**GIVEN TASK:**
Provide the number of lines containing the word "again", and nothing else.

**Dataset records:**
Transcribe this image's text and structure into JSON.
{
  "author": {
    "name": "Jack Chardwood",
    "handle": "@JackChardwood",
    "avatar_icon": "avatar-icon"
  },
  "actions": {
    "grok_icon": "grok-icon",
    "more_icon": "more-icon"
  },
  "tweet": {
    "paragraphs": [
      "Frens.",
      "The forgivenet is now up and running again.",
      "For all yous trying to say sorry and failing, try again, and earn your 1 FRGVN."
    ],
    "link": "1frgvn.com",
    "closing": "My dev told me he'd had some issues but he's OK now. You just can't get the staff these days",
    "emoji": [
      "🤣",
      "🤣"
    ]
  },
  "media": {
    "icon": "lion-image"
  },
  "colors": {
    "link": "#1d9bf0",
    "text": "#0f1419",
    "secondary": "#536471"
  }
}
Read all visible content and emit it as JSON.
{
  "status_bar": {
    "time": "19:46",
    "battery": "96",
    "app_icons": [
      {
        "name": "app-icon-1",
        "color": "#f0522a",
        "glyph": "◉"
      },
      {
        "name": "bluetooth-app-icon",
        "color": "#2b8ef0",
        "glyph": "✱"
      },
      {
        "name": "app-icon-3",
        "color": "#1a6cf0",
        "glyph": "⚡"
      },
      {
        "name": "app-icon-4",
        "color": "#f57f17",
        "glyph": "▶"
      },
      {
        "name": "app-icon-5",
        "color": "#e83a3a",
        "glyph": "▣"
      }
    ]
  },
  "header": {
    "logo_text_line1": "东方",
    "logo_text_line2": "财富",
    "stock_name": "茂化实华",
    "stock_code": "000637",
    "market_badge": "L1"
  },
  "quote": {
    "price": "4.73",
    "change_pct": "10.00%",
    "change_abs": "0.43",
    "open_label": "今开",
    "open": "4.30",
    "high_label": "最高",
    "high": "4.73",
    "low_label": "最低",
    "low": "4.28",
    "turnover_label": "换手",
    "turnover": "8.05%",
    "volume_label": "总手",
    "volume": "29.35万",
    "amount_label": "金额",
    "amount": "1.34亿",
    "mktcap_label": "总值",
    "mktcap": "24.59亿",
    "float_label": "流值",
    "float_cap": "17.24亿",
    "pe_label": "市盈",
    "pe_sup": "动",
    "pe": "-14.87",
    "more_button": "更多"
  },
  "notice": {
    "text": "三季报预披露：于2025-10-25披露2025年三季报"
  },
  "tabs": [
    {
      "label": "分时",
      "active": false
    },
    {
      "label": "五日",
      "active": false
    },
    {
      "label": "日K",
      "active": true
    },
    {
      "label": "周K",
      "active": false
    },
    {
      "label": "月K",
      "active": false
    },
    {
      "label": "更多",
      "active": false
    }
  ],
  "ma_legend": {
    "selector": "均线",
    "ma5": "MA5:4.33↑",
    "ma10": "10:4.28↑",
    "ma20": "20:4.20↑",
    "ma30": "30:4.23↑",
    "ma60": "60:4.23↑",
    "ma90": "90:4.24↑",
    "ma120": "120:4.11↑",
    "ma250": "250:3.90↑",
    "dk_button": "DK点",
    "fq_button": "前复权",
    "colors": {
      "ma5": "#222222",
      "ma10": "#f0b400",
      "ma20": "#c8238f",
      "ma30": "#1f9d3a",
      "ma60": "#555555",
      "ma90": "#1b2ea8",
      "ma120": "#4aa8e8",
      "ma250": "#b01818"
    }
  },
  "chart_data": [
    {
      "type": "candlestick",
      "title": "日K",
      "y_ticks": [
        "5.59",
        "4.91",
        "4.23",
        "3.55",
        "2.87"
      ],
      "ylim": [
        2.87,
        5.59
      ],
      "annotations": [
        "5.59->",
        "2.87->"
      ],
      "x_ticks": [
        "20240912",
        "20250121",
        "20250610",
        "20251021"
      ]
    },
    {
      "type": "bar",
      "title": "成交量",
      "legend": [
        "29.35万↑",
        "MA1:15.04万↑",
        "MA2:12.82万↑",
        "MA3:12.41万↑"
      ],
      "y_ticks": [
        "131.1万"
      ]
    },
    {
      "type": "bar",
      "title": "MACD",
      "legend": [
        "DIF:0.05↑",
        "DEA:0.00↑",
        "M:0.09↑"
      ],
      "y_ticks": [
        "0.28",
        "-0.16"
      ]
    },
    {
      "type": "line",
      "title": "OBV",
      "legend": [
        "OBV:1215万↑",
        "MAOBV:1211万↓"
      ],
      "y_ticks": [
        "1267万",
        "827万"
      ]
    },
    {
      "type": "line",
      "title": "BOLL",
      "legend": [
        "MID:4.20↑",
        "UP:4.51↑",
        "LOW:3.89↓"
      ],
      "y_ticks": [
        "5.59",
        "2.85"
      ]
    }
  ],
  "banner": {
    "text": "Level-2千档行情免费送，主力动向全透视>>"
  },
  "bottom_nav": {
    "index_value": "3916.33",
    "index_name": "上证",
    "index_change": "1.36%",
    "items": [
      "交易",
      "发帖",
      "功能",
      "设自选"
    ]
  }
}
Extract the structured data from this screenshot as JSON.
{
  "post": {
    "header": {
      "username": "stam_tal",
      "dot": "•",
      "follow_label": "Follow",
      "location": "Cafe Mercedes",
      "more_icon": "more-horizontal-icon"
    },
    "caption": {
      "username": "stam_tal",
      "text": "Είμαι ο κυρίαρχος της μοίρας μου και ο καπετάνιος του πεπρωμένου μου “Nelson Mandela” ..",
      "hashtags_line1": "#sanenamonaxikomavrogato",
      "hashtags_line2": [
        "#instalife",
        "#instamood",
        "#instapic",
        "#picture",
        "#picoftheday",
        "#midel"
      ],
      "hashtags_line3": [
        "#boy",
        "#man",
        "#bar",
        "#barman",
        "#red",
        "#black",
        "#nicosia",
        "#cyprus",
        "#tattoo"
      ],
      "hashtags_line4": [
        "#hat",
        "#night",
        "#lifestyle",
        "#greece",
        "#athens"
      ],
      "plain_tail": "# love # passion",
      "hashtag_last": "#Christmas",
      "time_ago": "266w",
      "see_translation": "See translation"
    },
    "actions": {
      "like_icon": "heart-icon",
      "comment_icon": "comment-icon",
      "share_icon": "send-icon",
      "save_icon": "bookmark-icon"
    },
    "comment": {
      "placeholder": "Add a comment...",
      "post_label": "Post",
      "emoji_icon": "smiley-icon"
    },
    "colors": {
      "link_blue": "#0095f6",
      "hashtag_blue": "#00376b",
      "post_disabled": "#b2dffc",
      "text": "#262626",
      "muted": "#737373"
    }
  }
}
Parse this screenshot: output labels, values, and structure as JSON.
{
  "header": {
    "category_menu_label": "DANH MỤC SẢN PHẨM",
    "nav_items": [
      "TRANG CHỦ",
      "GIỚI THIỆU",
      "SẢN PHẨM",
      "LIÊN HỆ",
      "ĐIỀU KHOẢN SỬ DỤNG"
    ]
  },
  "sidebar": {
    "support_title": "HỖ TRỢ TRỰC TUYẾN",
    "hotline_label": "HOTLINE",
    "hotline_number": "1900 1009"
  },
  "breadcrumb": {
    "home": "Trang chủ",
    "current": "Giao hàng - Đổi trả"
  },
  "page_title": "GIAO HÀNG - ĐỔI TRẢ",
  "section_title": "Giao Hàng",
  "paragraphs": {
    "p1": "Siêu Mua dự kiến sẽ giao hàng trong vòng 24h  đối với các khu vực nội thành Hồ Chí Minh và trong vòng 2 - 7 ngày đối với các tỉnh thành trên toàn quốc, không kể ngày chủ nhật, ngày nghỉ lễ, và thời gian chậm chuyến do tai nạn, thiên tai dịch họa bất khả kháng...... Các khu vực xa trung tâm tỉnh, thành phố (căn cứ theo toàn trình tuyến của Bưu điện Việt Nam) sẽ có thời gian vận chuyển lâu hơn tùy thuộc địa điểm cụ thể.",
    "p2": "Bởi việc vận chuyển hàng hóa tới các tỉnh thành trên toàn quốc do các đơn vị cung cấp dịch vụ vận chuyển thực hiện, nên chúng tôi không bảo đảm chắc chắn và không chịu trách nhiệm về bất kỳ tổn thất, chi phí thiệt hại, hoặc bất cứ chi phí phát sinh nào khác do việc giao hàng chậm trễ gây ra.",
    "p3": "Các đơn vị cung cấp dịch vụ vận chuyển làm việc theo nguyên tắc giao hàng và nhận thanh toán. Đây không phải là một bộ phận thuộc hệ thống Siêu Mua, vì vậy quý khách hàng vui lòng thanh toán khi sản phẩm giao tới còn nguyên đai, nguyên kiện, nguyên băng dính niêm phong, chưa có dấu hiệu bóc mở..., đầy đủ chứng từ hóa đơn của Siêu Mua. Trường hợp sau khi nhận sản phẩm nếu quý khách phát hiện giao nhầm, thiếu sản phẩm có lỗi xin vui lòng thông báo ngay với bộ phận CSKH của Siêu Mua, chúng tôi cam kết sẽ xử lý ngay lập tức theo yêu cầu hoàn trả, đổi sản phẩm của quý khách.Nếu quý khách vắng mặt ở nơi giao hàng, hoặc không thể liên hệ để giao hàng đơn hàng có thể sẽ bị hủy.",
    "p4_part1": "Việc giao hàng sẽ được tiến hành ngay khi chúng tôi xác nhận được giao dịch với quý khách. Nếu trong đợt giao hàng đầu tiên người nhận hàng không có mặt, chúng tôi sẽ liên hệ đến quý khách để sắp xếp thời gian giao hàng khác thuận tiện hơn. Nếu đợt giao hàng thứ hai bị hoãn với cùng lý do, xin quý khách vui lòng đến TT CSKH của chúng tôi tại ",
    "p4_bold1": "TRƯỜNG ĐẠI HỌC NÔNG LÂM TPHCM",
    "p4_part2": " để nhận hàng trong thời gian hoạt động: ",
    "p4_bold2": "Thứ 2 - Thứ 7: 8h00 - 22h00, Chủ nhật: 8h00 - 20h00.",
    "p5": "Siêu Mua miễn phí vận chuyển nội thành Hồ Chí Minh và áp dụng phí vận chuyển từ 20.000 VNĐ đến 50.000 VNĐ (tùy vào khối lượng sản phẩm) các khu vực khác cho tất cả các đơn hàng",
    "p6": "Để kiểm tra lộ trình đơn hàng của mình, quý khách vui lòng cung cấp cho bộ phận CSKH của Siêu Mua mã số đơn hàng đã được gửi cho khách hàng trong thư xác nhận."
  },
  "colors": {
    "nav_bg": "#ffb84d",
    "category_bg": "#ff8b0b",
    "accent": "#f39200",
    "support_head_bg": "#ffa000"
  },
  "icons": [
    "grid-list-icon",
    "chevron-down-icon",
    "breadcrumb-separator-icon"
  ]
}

**ANSWER BELOW:**
2